Input start

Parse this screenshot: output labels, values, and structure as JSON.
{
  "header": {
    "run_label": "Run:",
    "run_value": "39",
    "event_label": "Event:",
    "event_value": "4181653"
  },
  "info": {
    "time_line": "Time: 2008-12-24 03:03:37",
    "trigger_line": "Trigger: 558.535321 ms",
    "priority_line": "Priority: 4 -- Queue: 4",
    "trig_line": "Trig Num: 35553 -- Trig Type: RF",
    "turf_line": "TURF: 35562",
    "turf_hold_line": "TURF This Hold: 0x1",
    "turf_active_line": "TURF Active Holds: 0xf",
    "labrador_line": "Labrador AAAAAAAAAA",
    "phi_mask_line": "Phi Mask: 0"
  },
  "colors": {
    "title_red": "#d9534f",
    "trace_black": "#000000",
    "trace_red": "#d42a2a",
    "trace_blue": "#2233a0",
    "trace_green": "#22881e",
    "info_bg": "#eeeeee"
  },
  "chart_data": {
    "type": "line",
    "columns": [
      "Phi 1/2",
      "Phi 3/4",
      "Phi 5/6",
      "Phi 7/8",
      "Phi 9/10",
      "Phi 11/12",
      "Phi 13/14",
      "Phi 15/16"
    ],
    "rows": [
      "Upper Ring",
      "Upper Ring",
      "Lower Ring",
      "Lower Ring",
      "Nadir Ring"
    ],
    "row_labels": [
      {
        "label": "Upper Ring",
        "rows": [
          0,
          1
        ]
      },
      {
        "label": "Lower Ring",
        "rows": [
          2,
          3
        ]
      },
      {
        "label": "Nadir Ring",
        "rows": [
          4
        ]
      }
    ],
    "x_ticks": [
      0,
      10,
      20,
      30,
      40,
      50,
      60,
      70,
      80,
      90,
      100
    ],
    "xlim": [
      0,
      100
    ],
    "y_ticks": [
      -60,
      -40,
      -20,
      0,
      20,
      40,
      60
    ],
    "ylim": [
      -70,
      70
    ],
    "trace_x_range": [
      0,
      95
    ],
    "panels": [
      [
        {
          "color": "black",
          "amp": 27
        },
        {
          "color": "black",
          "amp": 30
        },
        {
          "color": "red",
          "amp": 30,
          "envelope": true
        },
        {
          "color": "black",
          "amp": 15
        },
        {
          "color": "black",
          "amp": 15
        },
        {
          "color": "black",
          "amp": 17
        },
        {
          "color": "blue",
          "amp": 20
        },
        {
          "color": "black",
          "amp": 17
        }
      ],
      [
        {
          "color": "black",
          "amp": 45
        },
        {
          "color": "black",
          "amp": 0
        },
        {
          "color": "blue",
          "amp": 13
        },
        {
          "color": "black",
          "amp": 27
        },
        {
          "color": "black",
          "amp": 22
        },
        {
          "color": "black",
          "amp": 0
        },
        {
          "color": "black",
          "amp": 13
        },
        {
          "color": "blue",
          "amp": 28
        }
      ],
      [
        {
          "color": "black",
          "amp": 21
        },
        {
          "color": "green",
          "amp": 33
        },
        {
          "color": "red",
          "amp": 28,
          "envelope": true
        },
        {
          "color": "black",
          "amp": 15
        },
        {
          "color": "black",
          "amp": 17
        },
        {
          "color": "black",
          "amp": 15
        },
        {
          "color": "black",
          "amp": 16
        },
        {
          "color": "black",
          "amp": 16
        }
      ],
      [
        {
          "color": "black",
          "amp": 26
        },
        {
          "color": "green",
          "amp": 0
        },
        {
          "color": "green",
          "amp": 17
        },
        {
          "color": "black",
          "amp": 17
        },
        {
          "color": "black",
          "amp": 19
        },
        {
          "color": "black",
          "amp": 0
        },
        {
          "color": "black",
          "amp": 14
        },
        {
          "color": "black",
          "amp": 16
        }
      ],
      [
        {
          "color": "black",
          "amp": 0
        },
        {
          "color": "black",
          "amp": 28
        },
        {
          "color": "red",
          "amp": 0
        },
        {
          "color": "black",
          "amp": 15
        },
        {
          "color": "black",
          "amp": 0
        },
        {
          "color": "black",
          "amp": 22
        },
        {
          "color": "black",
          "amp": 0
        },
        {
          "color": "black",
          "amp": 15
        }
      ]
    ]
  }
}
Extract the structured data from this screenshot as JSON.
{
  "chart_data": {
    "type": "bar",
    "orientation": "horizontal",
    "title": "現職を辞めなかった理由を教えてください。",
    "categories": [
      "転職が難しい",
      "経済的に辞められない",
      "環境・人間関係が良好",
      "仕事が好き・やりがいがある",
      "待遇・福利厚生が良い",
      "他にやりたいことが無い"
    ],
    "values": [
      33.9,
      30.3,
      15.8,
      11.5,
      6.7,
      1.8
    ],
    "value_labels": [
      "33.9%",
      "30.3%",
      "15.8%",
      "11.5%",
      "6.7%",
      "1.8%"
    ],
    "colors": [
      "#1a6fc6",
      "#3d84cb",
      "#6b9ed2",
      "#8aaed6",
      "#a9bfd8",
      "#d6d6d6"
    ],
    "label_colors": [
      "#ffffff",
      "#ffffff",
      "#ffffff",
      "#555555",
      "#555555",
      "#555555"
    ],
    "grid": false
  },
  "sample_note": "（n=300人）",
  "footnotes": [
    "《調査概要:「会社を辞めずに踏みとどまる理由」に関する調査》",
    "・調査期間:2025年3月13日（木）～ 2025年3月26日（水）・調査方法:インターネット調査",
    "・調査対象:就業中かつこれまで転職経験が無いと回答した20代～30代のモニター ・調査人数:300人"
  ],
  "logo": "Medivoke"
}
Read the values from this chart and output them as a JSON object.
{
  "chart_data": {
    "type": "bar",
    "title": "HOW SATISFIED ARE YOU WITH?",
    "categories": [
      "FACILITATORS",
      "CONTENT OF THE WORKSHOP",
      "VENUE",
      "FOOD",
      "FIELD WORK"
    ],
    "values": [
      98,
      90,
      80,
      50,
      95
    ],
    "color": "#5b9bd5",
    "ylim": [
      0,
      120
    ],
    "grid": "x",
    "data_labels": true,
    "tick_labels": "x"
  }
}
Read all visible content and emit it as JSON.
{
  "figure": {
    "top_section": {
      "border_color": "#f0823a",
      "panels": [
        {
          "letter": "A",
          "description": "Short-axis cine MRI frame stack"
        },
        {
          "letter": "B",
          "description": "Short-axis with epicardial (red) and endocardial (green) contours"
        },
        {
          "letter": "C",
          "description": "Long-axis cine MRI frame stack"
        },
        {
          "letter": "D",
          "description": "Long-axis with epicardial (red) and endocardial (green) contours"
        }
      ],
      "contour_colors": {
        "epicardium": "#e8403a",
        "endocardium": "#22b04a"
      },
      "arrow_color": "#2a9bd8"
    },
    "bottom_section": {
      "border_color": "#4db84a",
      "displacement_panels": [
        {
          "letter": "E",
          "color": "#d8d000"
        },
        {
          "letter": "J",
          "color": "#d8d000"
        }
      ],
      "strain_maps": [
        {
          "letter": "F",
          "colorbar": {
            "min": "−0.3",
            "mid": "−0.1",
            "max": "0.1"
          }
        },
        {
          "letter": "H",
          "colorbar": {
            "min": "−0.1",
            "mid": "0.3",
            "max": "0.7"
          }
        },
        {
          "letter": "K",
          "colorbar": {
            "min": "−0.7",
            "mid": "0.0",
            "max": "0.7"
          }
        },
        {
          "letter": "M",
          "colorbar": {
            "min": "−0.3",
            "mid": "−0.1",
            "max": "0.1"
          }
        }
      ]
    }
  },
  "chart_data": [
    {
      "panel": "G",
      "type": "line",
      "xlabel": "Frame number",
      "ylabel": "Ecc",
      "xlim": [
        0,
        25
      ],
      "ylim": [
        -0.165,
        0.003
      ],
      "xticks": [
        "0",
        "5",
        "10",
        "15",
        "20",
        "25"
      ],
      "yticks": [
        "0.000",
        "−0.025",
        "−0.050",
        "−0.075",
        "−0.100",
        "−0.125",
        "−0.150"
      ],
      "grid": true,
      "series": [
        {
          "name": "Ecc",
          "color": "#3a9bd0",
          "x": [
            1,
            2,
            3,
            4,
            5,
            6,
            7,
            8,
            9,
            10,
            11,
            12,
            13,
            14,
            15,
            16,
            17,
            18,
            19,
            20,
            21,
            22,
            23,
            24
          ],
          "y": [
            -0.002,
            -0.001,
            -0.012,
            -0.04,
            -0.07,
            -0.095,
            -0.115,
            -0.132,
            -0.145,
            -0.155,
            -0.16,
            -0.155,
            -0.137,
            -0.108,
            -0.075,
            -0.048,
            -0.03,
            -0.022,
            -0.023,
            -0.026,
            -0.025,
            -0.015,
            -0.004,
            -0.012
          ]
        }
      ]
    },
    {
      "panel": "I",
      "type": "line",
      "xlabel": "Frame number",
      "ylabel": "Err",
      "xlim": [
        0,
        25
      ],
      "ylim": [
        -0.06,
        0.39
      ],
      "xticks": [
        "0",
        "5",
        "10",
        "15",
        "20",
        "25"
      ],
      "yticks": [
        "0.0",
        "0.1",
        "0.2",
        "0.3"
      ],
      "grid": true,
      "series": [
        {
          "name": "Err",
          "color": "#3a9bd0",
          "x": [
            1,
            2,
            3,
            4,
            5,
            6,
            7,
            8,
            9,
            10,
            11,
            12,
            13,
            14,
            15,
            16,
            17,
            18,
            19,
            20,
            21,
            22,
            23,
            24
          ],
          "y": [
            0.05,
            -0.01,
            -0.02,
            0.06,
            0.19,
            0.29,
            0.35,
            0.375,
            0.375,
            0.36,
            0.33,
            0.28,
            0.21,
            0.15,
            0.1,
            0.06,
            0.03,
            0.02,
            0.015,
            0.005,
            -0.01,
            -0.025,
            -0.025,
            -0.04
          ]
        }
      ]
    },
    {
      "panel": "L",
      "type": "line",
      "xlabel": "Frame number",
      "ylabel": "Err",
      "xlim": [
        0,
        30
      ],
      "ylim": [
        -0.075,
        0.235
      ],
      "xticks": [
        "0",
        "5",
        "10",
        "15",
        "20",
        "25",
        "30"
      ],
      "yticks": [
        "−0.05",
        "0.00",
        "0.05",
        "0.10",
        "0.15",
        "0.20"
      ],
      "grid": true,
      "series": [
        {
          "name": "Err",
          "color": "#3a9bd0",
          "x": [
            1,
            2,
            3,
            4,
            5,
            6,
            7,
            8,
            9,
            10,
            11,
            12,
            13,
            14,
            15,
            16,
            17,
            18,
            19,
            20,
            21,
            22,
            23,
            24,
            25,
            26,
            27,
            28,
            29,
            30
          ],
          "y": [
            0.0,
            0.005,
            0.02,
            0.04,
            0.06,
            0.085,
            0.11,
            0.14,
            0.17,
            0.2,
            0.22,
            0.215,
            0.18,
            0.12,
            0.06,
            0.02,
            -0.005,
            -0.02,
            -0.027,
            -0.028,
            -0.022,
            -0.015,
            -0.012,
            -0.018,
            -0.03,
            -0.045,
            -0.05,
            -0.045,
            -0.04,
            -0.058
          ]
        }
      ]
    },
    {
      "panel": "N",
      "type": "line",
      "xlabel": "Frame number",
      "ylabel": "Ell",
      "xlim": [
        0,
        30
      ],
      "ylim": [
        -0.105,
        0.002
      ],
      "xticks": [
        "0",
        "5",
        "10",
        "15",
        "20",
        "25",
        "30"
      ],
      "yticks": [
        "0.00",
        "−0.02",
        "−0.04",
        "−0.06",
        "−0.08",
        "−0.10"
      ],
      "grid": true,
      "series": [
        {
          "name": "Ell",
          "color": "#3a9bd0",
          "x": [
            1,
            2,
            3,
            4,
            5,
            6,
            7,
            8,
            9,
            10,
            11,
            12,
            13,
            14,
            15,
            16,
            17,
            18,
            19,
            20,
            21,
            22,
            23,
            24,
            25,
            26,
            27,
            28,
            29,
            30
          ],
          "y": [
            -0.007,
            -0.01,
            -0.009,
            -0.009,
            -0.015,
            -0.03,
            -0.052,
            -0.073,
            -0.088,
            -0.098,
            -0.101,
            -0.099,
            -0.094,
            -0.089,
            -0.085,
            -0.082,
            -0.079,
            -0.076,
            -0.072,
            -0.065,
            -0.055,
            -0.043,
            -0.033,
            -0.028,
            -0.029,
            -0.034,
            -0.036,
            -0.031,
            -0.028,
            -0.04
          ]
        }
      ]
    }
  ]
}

Input end

> Your goal: Copy out every line of the data that includes the word "Long".

> Response for this exercise:
          "description": "Long-axis cine MRI frame stack"
          "description": "Long-axis with epicardial (red) and endocardial (green) contours"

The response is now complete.